§ **What to work on**: Can you copy out the rows below without any change, from the first row up to and including the row that contains "globe-icon[interactable] [11, 190, 23, 202]"?
+++ Data supplied
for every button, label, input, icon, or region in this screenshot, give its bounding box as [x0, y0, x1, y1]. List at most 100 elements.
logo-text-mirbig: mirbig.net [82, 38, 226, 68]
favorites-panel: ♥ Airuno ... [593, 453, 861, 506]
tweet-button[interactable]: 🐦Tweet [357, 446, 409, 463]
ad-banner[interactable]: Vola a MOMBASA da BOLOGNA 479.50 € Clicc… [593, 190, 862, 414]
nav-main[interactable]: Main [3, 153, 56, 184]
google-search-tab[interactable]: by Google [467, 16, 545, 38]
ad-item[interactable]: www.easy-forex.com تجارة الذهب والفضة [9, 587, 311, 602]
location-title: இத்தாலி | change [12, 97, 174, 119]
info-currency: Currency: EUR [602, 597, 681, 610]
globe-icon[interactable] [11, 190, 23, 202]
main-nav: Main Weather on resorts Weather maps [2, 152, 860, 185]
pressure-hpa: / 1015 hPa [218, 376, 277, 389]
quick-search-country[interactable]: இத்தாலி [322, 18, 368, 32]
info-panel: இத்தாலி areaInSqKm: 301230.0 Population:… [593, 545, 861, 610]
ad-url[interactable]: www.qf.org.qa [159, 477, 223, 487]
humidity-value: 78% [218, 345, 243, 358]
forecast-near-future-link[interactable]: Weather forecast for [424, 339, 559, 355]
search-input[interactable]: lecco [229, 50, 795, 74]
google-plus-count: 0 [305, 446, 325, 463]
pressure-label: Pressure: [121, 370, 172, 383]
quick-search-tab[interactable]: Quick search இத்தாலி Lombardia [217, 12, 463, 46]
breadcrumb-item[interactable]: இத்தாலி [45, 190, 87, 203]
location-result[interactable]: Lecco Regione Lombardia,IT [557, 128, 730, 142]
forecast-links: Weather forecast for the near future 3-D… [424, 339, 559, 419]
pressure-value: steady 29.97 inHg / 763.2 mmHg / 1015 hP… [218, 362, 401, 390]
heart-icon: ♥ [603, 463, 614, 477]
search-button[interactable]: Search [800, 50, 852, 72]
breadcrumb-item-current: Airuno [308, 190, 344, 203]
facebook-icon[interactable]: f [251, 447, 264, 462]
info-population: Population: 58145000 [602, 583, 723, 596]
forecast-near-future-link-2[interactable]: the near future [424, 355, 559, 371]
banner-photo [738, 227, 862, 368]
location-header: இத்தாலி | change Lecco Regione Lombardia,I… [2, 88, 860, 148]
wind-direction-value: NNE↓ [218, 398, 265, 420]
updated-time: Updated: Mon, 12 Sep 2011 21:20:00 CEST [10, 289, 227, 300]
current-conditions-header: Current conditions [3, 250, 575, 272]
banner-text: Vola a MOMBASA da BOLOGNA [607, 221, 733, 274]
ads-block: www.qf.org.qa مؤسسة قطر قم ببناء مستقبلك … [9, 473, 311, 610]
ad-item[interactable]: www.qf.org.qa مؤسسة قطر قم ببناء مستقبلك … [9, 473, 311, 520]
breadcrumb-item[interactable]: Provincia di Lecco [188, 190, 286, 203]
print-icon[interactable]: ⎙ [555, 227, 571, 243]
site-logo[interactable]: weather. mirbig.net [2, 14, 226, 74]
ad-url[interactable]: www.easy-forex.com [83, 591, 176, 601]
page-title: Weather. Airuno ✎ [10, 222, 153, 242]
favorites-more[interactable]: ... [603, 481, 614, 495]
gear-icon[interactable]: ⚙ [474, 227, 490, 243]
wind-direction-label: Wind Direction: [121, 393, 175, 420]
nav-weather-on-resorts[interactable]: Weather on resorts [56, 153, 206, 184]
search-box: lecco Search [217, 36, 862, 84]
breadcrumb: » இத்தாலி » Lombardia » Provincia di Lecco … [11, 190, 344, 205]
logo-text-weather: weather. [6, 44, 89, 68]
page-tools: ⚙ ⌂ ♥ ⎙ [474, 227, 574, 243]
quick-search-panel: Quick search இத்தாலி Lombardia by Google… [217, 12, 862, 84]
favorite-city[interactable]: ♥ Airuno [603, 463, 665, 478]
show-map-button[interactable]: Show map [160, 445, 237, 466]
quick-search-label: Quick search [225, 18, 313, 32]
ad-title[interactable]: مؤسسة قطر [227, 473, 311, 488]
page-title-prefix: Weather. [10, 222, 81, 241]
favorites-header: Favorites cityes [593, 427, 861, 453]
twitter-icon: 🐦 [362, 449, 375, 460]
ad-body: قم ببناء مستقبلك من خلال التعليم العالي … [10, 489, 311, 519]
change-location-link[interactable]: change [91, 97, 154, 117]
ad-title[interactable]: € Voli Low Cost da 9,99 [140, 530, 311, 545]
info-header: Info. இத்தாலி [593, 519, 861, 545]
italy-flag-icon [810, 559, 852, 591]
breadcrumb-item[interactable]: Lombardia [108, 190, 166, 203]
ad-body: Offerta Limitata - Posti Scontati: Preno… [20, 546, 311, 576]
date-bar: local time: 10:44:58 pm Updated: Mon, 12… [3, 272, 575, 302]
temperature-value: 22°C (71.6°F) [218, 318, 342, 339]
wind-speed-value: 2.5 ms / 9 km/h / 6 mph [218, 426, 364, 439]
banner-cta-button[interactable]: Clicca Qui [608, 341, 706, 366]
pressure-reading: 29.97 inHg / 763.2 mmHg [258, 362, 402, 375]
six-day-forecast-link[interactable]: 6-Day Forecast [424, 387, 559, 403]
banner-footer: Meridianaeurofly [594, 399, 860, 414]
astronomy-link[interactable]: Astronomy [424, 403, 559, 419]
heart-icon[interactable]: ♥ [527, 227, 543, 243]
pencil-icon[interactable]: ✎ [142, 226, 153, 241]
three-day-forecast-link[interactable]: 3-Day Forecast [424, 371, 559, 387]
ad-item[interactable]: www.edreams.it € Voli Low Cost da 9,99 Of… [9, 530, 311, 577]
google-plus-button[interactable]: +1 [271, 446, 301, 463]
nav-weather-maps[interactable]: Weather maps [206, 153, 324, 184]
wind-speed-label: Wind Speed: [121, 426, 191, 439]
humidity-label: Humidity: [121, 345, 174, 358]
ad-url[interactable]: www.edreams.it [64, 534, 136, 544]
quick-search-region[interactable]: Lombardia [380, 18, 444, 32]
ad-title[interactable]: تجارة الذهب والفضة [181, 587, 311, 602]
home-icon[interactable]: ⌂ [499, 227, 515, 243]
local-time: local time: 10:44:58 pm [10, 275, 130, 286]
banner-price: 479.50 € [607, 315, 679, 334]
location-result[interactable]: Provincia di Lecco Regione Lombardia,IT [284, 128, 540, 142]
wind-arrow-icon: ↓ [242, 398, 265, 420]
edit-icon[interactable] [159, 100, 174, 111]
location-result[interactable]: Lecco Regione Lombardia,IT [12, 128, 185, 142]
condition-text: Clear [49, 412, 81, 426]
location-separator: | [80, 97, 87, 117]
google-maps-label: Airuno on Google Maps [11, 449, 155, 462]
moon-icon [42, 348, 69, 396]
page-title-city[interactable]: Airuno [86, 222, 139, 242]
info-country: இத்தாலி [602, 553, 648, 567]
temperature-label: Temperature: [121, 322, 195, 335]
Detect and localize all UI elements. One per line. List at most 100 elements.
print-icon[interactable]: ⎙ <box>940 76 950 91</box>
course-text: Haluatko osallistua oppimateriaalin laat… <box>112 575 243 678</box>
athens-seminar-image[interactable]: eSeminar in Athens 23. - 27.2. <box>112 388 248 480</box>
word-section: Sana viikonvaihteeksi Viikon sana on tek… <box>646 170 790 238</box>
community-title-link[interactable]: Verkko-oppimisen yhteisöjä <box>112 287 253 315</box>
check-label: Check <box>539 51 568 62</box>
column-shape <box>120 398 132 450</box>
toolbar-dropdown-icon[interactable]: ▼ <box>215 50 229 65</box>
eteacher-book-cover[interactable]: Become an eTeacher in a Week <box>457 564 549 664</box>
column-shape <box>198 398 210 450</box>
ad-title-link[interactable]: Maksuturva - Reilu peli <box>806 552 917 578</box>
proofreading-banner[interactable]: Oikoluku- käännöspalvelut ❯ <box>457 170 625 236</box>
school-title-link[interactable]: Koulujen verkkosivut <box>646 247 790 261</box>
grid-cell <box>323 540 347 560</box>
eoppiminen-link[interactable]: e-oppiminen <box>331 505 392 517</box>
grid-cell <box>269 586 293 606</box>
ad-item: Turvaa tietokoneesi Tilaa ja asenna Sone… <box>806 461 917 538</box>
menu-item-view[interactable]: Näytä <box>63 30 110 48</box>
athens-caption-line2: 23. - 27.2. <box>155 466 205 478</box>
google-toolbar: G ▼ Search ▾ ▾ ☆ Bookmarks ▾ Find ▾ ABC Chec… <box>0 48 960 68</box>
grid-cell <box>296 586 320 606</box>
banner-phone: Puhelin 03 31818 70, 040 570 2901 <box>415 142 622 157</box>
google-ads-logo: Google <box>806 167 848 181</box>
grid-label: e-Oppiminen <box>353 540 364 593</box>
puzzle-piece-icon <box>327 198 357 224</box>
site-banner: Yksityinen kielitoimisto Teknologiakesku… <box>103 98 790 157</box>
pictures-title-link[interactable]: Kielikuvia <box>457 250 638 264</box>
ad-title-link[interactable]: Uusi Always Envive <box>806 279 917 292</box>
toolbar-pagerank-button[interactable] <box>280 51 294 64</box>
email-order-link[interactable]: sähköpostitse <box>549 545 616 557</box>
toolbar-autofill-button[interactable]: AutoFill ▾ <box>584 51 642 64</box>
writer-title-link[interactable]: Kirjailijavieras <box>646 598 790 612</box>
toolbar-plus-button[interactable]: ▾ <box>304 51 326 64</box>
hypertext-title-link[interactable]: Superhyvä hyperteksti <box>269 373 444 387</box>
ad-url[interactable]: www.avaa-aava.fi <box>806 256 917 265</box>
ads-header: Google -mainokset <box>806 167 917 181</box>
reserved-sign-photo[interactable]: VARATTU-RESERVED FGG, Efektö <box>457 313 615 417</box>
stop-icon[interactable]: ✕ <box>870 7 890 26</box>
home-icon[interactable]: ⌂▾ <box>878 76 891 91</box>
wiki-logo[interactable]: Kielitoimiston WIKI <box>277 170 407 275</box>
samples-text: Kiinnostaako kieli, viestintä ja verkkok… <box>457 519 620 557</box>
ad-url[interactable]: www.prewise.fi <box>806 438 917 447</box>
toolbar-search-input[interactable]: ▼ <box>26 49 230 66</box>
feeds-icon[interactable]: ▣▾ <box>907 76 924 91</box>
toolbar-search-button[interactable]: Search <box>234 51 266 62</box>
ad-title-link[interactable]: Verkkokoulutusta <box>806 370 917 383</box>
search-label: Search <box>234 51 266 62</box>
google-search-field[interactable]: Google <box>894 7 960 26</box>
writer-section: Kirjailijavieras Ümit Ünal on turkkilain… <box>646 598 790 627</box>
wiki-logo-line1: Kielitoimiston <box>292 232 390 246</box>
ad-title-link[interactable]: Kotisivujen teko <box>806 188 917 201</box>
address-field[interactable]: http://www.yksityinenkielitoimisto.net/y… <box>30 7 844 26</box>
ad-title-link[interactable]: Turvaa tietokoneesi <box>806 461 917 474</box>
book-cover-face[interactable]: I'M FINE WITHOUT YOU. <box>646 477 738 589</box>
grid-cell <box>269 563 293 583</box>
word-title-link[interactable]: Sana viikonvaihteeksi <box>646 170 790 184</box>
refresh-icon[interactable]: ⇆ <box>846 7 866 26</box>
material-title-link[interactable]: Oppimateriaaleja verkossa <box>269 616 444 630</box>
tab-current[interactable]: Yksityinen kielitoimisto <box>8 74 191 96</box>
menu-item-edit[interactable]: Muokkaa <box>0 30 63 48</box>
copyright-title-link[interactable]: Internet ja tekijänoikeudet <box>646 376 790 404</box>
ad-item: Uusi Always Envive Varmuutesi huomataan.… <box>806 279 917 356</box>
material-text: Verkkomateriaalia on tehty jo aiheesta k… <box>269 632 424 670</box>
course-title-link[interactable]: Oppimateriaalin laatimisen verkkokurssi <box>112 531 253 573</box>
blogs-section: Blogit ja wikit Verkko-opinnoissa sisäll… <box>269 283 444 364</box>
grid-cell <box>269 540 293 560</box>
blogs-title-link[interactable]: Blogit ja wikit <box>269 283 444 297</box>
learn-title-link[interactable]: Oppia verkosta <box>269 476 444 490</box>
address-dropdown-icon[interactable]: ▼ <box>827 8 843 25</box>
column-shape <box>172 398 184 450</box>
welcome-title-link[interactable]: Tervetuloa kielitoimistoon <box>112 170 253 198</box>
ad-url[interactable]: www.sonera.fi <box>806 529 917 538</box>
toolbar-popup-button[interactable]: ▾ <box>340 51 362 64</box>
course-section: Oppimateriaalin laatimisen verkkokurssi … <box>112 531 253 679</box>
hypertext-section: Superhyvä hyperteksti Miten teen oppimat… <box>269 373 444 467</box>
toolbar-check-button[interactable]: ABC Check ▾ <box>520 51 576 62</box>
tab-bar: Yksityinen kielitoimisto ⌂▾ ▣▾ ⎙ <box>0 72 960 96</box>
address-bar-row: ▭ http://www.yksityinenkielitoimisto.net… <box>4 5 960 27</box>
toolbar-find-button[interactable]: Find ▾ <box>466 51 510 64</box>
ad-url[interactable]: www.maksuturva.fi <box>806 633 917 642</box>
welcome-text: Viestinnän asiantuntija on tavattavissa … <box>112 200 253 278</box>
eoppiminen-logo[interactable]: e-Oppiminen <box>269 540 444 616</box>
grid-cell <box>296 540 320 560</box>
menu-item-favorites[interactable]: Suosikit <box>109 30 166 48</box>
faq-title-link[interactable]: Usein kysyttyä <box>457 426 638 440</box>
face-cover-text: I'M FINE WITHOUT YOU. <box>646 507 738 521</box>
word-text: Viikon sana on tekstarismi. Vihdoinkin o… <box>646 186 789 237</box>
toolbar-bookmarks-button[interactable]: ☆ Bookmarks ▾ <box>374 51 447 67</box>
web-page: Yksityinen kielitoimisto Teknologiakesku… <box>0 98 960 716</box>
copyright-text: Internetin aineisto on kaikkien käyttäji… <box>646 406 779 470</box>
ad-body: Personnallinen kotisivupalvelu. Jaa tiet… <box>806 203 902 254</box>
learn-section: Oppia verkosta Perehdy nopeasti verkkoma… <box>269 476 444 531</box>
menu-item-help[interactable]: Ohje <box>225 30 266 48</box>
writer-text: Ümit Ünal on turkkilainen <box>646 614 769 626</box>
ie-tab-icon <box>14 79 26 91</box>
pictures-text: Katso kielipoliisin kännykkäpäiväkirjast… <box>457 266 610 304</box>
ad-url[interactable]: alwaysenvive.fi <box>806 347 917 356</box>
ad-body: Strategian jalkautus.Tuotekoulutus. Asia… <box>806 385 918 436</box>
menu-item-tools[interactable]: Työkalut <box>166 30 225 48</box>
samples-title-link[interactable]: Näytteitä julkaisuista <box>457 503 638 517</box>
++++++
§ **Result**:
for every button, label, input, icon, or region in this screenshot, give its bounding box as [x0, y0, x1, y1]. List at most 100 elements.
logo-text-mirbig: mirbig.net [82, 38, 226, 68]
favorites-panel: ♥ Airuno ... [593, 453, 861, 506]
tweet-button[interactable]: 🐦Tweet [357, 446, 409, 463]
ad-banner[interactable]: Vola a MOMBASA da BOLOGNA 479.50 € Clicc… [593, 190, 862, 414]
nav-main[interactable]: Main [3, 153, 56, 184]
google-search-tab[interactable]: by Google [467, 16, 545, 38]
ad-item[interactable]: www.easy-forex.com تجارة الذهب والفضة [9, 587, 311, 602]
location-title: இத்தாலி | change [12, 97, 174, 119]
info-currency: Currency: EUR [602, 597, 681, 610]
globe-icon[interactable] [11, 190, 23, 202]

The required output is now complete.